- Brief: Starting at the line that contains "chevron-right-icon: › — [573, 287, 578, 304]" and ending at the line that contains "match-location: Gilman St, Berkeley — [413, 462, 502, 473]", rewrite those lines as a numbered list, leaving out any blank lines.

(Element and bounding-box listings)
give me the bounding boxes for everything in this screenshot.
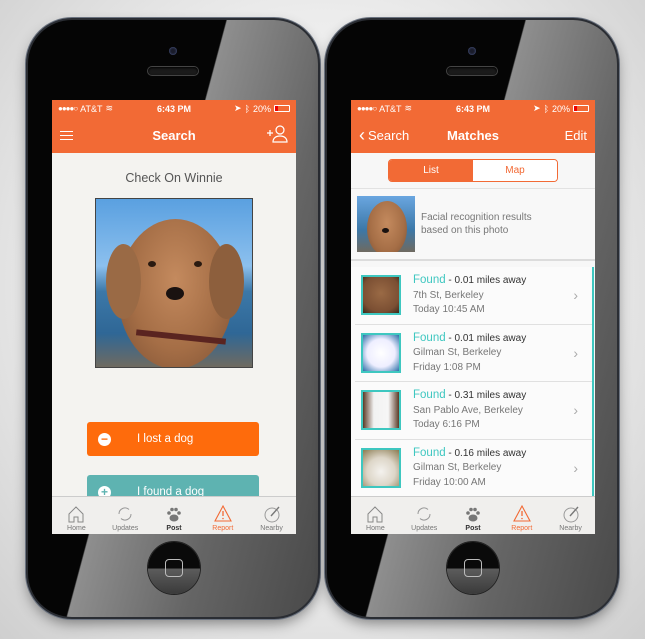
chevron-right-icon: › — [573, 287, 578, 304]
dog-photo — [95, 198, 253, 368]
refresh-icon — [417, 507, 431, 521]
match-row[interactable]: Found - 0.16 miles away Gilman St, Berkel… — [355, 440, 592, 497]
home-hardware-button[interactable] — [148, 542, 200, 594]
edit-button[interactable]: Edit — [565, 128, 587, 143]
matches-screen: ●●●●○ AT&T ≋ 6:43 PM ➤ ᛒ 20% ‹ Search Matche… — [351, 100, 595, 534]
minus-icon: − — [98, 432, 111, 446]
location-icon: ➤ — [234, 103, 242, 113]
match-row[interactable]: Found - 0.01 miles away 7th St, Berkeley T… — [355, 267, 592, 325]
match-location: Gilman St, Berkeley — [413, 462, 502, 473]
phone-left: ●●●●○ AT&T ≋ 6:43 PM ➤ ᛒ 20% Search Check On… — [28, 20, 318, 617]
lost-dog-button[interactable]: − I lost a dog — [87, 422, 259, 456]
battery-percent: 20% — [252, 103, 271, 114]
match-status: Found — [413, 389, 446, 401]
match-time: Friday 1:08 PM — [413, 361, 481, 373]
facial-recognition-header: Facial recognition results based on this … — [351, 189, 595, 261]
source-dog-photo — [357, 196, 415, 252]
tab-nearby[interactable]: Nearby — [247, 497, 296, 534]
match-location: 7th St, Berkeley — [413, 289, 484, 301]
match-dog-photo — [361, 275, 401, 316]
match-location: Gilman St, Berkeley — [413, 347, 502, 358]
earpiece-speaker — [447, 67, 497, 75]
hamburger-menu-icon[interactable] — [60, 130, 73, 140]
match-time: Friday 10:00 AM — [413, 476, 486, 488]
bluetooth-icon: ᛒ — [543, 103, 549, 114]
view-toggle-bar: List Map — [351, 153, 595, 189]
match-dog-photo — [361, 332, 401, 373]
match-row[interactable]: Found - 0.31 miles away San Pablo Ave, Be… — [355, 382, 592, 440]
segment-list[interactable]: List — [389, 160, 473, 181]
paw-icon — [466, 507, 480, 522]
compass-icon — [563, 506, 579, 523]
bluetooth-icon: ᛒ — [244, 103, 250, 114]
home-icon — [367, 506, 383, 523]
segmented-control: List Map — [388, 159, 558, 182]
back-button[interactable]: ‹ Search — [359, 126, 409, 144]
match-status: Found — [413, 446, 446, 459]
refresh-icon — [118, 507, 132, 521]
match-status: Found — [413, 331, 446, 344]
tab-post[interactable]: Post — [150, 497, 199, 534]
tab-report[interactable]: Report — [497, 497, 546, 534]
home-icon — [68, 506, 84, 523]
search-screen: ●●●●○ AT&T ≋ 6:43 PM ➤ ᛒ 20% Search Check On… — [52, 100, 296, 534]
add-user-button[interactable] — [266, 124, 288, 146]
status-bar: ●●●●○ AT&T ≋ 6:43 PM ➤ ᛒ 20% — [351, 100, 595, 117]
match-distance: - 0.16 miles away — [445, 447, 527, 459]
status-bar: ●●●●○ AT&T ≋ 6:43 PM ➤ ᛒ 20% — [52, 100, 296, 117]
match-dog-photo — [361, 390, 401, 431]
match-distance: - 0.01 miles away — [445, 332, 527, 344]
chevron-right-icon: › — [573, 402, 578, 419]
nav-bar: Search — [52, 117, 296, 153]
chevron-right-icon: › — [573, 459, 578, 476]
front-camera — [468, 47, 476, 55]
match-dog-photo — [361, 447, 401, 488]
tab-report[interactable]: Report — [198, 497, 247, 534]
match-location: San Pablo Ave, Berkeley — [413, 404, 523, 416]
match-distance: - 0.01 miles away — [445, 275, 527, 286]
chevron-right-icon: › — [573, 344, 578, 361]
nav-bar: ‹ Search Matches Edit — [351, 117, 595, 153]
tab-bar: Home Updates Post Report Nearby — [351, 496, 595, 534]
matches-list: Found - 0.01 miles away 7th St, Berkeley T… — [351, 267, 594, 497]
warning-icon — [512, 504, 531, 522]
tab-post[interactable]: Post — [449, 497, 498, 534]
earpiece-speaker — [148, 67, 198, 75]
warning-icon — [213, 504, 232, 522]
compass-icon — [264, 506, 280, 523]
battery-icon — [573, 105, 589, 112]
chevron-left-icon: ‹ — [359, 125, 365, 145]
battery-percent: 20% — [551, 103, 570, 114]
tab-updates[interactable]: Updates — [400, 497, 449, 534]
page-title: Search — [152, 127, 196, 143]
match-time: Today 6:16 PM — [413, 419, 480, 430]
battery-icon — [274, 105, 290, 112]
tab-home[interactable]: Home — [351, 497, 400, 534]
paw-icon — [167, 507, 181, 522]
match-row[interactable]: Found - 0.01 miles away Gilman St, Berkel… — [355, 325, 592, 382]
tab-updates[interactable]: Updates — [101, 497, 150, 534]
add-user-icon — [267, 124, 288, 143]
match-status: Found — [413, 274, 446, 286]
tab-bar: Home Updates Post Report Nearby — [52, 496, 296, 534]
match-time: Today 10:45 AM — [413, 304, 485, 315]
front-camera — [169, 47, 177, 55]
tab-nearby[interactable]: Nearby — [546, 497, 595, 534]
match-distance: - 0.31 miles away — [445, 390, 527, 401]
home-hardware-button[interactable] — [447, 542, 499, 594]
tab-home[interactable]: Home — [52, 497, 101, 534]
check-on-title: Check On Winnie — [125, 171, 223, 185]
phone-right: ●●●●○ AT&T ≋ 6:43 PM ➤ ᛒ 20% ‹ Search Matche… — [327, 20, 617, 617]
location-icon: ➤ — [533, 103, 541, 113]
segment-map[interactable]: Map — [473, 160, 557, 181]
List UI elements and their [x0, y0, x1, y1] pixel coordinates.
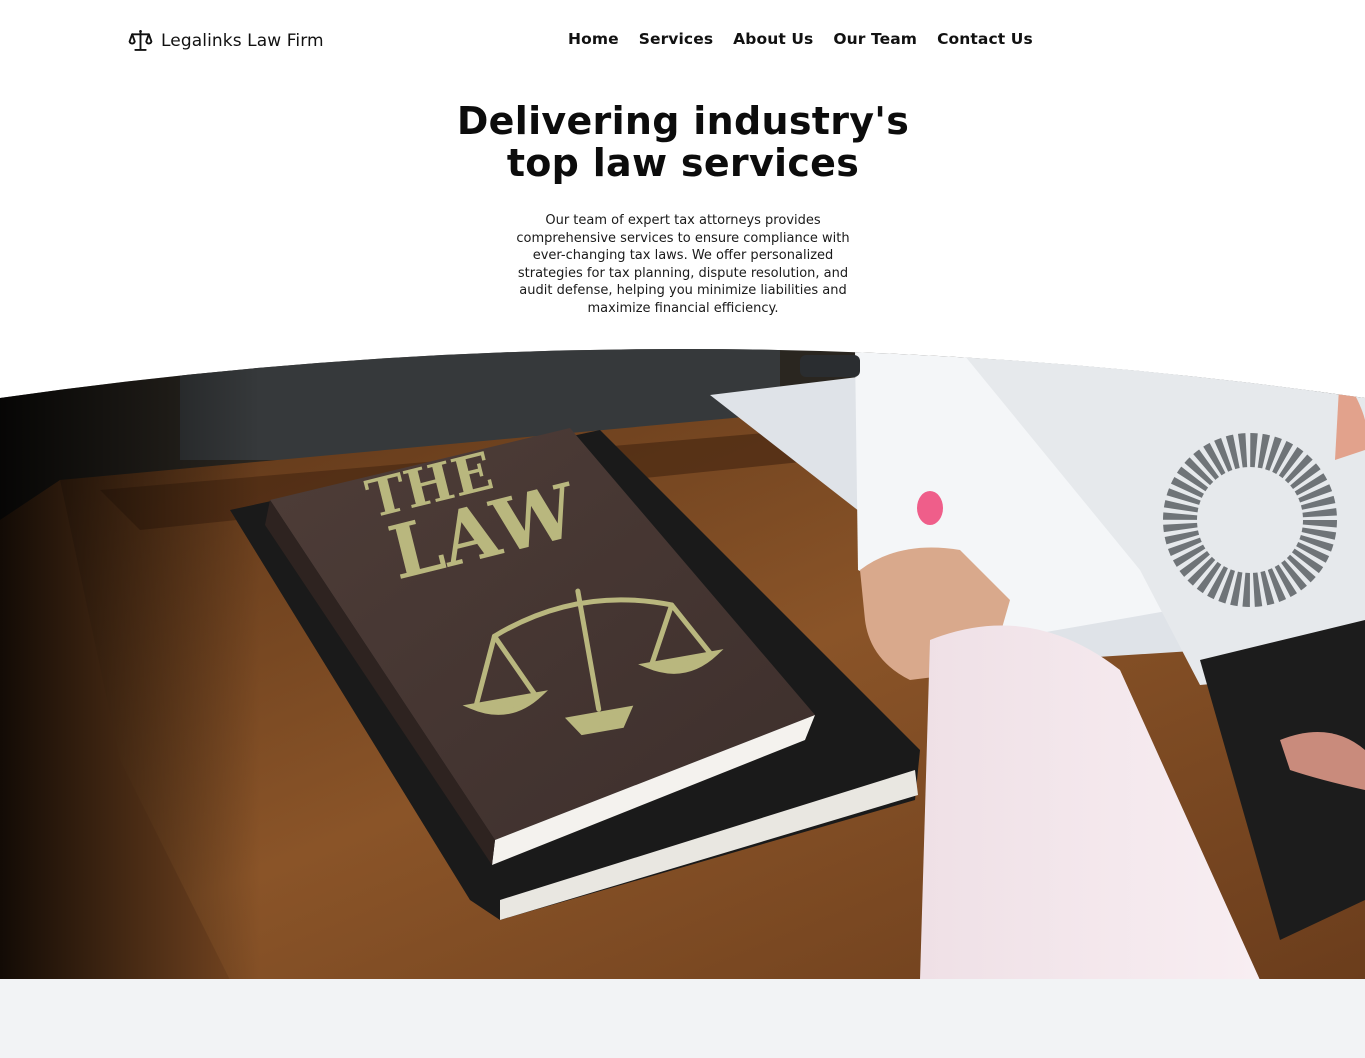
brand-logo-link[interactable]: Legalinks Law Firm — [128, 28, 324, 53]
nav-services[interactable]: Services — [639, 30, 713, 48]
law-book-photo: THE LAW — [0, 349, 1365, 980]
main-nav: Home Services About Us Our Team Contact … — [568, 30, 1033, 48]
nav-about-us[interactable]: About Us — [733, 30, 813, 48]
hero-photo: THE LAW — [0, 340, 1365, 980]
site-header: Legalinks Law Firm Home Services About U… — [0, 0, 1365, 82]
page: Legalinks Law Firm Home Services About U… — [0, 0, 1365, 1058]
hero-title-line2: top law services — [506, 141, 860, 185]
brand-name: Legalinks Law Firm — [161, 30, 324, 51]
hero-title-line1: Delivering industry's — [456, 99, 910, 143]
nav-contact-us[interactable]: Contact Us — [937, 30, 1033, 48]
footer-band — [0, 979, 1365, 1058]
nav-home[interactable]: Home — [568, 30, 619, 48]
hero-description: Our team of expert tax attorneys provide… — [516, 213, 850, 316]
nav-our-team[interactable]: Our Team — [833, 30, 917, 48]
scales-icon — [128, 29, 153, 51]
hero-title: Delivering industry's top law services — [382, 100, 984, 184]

- Correct answer:
1. chevron-right-icon: › — [573, 287, 578, 304]
2. dog-photo — [95, 198, 253, 368]
3. refresh-icon — [417, 507, 431, 521]
4. match-row[interactable]: Found - 0.16 miles away Gilman St, Berkel… — [355, 440, 592, 497]
5. home-hardware-button[interactable] — [148, 542, 200, 594]
6. edit-button[interactable]: Edit — [565, 128, 587, 143]
7. matches-screen: ●●●●○ AT&T ≋ 6:43 PM ➤ ᛒ 20% ‹ Search Matche… — [351, 100, 595, 534]
8. minus-icon: − — [98, 432, 111, 446]
9. location-icon: ➤ — [234, 103, 242, 113]
10. match-row[interactable]: Found - 0.01 miles away 7th St, Berkeley T… — [355, 267, 592, 325]
11. match-location: Gilman St, Berkeley — [413, 462, 502, 473]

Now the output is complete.